__Problems and tasks__:
#1 In the text about Warsaw newspapers, in what year was Harwood A. Dudley elected County Treasurer?
#2 Revise the part of the records that opens with the line containing "legend-swatch [165, 612, 176, 615]" and closes with the line containing "[1090, 607, 1149, 619]", changing "legend-item" to "legend-entry" and leaving everything else the same. Return only those lines.

__Reading text__:
■ ■ ■ ■ ■ ■ ■

The Warsaw Sentinel, a no license newspaper, was first issued in Warsaw December 25, 1890 and continued until the year 1892.
The Wyoming County Star, a fairly recent weekly had a very short existence.
Excerpted from 125th Anniversary Celebration, Warsaw, New York, 1968.
Harwood A. Dudley was born at Union Village, Washington County, N.Y., April 5, 1825. He moved with his father to Perry in 1831. In 1848, he came to Warsaw and engaged as foreman in the printing office of the Wyoming County Mirror. Subsequently, he became a joint proprietor. Afterwards, he sold his interest in the Mirror and bought the Western New Yorker establishment. After a few years as the sole proprietor of the Mirror which merged with the New Yorker in 1864, the New Yorker was published by William H. Merrill and Dudley under the name "Dudley and Merrill."
Dudley held several offices including Loan Commissioner, Clerk of the Board of Supervisors and Secretary of the Wyoming Agricultural Society for many years. In 1868, he was elected County Treasurer. As a member of the Presbyterian Church, he was a friend and supporter of the various benevolent and Christian enterprises of the day.
He was a member of the first Company raised in Warsaw to suppress the rebellion and was elected Lieutenant. After his return from the army, he was appointed Deputy Provost Marshall for this District. He married Sarah Jane Hogarth of Geneva. Together they had six children, most of whom died at birth or during adolescence.

■ ■ ■ ■ ■ ■ ■

__Records to process__:
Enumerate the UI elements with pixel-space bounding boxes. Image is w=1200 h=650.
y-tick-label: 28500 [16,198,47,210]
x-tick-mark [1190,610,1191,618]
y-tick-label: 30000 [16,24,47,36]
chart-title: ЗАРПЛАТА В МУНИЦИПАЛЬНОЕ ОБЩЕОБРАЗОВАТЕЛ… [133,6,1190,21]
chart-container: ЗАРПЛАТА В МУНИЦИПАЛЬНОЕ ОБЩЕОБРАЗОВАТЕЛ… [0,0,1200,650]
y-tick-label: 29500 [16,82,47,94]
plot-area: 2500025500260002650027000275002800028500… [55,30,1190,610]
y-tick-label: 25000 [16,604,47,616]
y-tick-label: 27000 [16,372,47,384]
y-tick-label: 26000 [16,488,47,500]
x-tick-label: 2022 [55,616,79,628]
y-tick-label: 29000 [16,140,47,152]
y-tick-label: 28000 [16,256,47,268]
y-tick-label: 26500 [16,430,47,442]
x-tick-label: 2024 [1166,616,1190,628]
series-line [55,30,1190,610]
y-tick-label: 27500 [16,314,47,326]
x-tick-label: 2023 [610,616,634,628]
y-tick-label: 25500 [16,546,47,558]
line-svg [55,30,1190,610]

■ ■ ■ ■ ■ ■ ■

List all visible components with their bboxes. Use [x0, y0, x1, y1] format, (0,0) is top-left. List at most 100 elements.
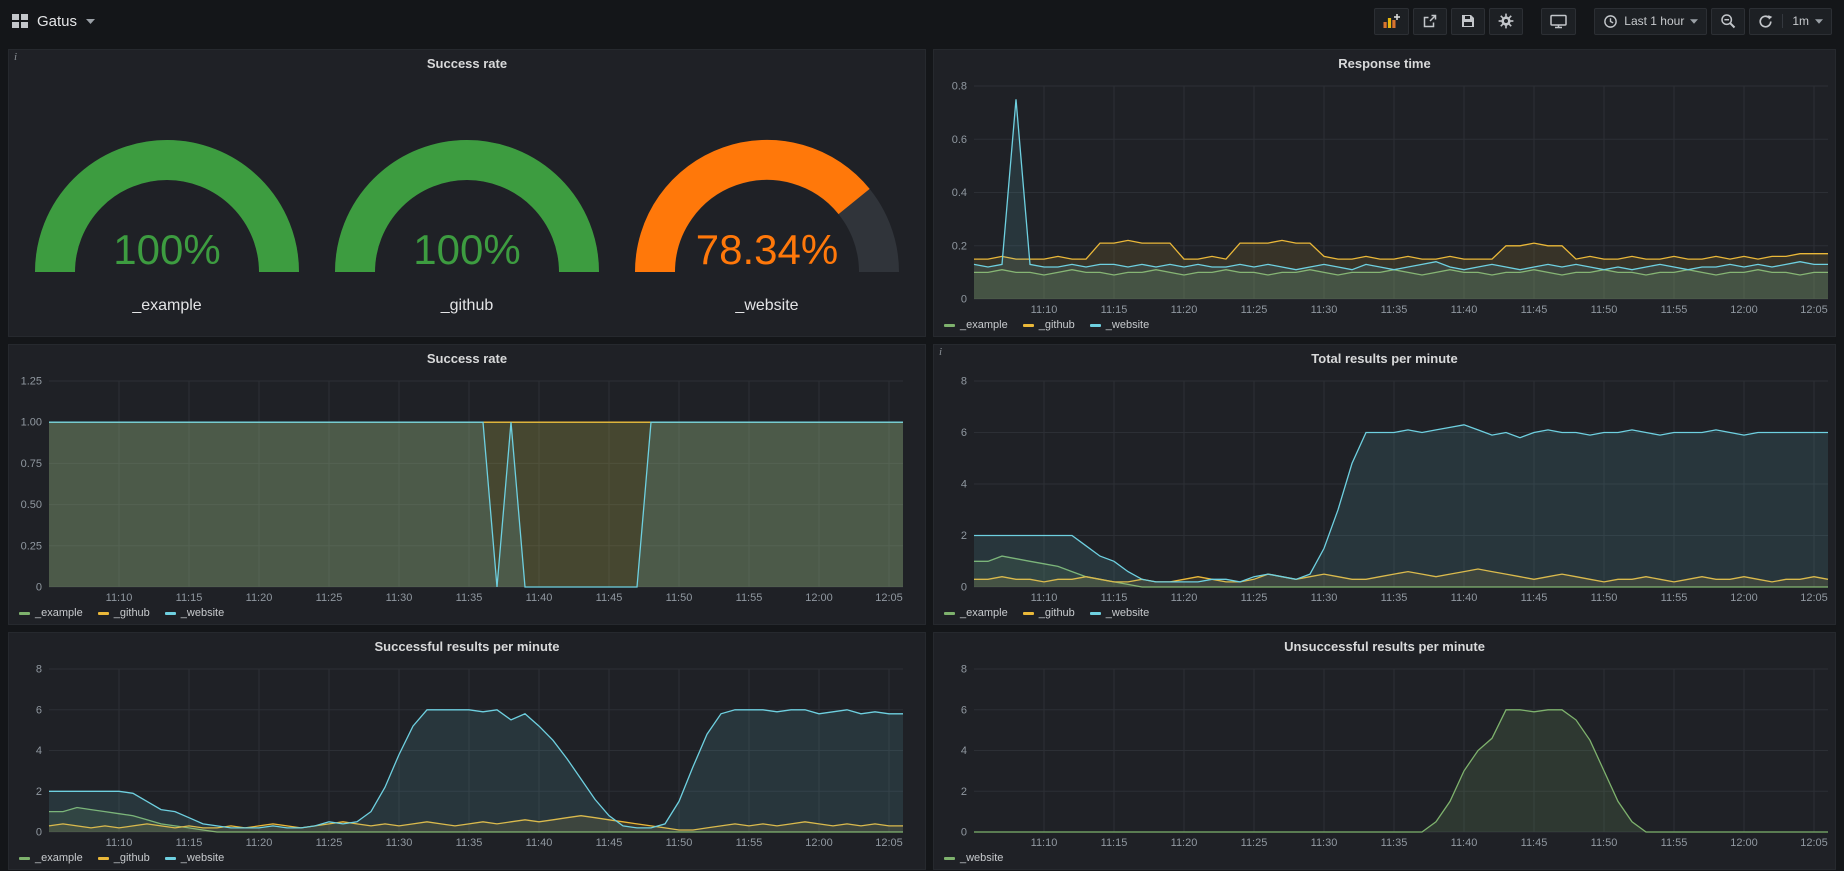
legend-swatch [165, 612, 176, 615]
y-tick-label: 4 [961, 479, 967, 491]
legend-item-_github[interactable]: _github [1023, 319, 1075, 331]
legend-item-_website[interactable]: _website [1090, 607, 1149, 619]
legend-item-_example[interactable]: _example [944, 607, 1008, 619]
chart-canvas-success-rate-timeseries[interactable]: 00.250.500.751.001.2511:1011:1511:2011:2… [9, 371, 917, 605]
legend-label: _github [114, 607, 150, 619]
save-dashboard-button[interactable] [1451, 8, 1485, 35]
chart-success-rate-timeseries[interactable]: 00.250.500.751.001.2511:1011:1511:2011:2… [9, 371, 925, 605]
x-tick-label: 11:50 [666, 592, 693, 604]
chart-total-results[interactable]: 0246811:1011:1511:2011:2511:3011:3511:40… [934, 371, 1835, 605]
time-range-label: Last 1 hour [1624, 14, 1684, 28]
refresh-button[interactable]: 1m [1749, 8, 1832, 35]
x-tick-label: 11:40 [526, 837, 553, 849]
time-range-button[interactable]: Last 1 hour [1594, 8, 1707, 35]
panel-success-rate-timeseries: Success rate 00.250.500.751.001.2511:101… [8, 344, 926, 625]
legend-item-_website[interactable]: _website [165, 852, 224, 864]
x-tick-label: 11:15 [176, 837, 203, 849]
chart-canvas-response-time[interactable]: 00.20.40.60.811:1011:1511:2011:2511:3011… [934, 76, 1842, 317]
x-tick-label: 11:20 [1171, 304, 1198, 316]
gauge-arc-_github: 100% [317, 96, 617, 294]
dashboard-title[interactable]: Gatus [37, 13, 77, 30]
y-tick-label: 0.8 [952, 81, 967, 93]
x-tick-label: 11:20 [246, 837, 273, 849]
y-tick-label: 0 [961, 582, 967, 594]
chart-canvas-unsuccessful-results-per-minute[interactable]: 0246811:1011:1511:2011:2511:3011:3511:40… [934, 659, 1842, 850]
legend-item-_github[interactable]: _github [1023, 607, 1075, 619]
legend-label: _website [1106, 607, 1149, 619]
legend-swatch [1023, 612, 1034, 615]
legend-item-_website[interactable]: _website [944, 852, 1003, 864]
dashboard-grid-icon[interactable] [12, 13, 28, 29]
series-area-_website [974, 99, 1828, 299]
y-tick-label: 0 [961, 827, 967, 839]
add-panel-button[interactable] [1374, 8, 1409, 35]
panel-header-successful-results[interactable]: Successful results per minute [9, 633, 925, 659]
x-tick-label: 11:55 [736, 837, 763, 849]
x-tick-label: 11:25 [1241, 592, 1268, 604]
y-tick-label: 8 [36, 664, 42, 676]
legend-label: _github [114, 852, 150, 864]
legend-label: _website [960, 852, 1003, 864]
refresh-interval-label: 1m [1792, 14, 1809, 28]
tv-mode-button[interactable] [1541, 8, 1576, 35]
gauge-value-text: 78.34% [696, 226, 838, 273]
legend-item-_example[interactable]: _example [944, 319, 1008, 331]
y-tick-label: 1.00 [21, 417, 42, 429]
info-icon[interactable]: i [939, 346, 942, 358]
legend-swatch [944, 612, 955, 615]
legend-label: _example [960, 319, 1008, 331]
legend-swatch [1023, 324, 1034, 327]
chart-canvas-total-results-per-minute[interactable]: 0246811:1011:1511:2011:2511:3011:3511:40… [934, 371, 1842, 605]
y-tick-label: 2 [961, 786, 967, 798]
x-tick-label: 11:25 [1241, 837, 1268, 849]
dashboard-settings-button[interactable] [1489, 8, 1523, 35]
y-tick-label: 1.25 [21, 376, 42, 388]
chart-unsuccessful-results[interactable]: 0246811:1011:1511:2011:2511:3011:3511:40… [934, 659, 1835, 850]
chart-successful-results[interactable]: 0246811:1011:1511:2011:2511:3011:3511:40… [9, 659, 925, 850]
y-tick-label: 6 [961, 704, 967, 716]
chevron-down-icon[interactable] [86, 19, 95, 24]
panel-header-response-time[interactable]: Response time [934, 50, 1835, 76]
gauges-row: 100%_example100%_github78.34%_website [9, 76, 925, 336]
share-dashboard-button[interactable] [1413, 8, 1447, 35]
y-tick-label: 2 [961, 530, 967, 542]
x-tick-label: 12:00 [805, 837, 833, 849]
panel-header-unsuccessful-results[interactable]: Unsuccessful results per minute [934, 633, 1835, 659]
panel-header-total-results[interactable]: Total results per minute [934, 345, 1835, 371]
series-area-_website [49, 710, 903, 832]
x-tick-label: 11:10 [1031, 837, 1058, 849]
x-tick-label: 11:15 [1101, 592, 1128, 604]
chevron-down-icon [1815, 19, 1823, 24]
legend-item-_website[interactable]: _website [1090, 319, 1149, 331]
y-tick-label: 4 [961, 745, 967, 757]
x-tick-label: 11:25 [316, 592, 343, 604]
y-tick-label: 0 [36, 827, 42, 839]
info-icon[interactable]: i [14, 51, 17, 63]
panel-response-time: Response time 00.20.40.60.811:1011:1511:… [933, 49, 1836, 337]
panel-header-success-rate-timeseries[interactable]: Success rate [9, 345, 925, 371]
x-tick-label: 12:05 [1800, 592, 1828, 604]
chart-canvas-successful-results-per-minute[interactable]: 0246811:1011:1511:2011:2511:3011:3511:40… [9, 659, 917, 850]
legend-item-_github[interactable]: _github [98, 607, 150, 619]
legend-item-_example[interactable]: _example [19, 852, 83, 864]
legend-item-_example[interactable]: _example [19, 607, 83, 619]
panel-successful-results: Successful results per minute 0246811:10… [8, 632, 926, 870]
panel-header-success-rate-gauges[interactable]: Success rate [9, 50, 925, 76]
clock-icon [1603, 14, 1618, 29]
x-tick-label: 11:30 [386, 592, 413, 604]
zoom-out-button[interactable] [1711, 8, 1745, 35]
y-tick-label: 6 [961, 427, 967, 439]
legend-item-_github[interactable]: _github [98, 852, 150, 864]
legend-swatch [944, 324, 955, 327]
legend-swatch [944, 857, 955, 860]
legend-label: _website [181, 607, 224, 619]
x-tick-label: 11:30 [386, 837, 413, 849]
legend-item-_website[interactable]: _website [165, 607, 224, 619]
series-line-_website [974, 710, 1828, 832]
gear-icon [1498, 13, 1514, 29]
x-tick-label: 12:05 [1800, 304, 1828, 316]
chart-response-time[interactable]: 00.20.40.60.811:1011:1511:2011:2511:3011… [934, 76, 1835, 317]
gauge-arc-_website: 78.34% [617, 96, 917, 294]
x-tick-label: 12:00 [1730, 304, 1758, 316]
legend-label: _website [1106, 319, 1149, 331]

■ ■ ■ ■ ■ ■ ■

__Answer list__:
#1 1868

#2
legend-swatch [165, 612, 176, 615]
y-tick-label: 4 [961, 479, 967, 491]
legend-entry-_github[interactable]: _github [1023, 319, 1075, 331]
legend-entry-_website[interactable]: _website [1090, 607, 1149, 619]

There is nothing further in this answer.